-- Instructions for the task --
Each entry must appear again exactly as it does in the source.

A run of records
## BEGIN

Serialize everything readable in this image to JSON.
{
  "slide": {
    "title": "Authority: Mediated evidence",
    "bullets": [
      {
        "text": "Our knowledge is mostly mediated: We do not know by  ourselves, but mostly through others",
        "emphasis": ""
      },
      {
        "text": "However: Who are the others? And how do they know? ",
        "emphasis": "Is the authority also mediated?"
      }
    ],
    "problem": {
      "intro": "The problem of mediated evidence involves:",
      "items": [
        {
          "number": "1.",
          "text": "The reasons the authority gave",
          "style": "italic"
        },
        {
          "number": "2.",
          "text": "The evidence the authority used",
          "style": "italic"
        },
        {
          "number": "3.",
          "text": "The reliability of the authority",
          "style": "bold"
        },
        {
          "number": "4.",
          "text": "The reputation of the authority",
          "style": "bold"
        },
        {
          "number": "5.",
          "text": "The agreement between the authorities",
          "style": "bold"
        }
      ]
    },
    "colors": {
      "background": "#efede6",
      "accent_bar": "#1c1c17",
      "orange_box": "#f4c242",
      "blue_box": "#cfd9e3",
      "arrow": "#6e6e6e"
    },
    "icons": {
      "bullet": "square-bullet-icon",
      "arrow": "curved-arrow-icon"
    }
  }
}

## END

-- Answer to this exercise --
Serialize everything readable in this image to JSON.
{
  "slide": {
    "title": "Authority: Mediated evidence",
    "bullets": [
      {
        "text": "Our knowledge is mostly mediated: We do not know by  ourselves, but mostly through others",
        "emphasis": ""
      },
      {
        "text": "However: Who are the others? And how do they know? ",
        "emphasis": "Is the authority also mediated?"
      }
    ],
    "problem": {
      "intro": "The problem of mediated evidence involves:",
      "items": [
        {
          "number": "1.",
          "text": "The reasons the authority gave",
          "style": "italic"
        },
        {
          "number": "2.",
          "text": "The evidence the authority used",
          "style": "italic"
        },
        {
          "number": "3.",
          "text": "The reliability of the authority",
          "style": "bold"
        },
        {
          "number": "4.",
          "text": "The reputation of the authority",
          "style": "bold"
        },
        {
          "number": "5.",
          "text": "The agreement between the authorities",
          "style": "bold"
        }
      ]
    },
    "colors": {
      "background": "#efede6",
      "accent_bar": "#1c1c17",
      "orange_box": "#f4c242",
      "blue_box": "#cfd9e3",
      "arrow": "#6e6e6e"
    },
    "icons": {
      "bullet": "square-bullet-icon",
      "arrow": "curved-arrow-icon"
    }
  }
}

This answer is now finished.